Data shown:
____
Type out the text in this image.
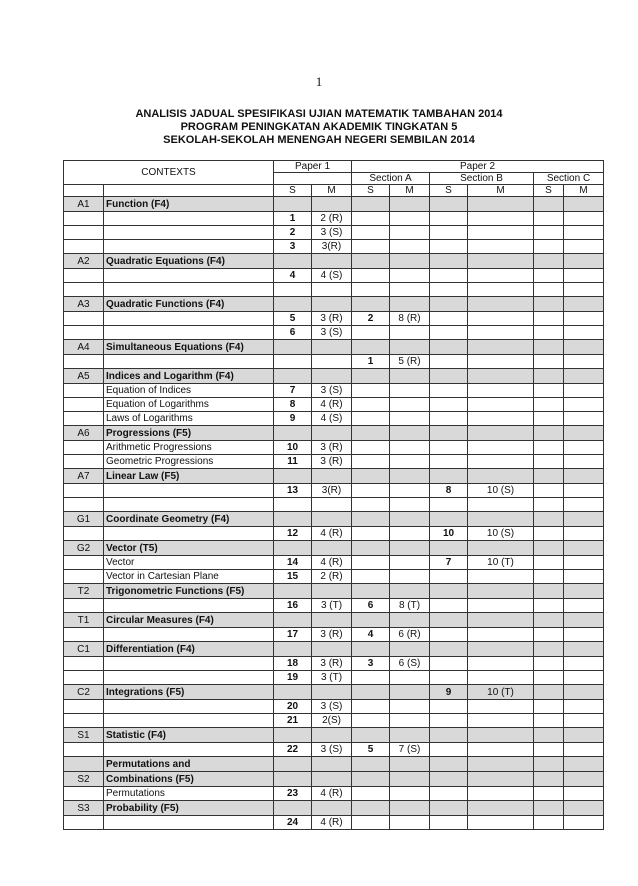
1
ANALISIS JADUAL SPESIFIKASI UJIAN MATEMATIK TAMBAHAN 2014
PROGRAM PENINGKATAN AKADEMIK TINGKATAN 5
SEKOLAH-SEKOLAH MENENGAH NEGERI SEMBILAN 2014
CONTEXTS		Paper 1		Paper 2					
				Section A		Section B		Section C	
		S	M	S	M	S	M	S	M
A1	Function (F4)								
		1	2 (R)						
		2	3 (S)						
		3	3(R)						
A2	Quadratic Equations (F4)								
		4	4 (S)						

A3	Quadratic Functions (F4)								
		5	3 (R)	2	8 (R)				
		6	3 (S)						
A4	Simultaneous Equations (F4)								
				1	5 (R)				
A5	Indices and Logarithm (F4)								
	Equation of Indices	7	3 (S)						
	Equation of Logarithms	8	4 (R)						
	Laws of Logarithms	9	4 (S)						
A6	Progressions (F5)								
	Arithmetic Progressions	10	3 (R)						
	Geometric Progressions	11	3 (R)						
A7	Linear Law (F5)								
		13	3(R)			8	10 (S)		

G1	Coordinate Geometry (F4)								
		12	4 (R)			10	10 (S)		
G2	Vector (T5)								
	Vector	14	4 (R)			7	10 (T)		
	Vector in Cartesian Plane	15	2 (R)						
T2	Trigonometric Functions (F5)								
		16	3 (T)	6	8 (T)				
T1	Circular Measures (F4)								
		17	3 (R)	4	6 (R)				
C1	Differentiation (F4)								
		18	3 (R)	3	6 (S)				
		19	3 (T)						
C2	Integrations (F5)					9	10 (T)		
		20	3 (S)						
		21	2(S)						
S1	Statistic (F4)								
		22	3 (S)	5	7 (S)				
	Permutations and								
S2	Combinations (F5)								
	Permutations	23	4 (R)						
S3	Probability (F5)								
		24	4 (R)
____
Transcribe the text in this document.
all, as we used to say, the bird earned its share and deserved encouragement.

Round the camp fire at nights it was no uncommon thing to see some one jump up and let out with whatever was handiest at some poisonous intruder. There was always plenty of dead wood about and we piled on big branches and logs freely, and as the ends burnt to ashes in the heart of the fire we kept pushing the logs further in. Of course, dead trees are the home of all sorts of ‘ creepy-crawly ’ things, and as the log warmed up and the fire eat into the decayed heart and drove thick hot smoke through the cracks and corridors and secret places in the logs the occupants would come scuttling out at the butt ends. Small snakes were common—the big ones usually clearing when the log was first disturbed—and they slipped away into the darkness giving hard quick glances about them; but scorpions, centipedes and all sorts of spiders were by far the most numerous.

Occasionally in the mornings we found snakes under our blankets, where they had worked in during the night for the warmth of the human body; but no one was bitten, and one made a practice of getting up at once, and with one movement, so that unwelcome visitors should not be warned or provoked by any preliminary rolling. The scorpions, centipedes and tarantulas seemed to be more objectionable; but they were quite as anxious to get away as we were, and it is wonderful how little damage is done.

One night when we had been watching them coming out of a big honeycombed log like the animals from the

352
____
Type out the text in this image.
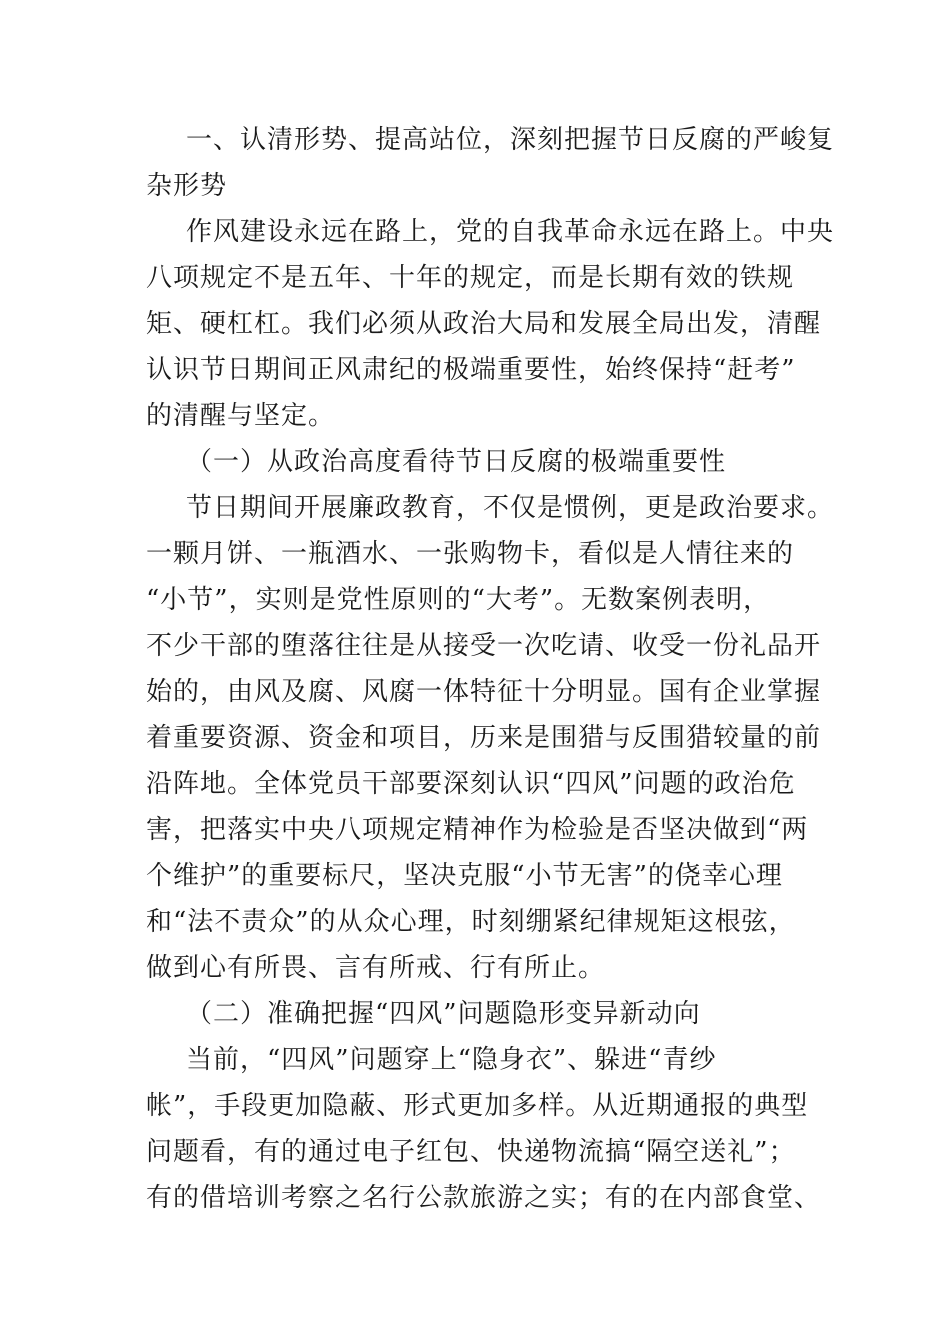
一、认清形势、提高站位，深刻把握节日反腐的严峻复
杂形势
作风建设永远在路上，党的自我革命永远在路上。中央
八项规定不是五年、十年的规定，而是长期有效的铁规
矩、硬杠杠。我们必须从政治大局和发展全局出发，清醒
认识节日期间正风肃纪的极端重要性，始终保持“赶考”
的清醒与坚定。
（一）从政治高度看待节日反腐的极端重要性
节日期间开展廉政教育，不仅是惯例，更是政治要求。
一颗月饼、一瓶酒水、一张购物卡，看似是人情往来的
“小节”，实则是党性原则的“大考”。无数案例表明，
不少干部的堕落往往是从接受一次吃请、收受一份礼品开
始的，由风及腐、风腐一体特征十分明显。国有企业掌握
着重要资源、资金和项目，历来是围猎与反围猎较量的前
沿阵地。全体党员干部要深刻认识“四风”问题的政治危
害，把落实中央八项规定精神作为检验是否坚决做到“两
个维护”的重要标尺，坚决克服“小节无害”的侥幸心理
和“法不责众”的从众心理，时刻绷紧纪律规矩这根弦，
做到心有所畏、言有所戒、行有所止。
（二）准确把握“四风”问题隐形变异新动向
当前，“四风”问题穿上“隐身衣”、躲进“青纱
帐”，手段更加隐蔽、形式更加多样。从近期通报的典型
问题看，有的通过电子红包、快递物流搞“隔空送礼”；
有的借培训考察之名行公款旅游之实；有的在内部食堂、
____
Lines of the listing that contain the word "Indices" are to be counted; report only their number.

Complete output:
2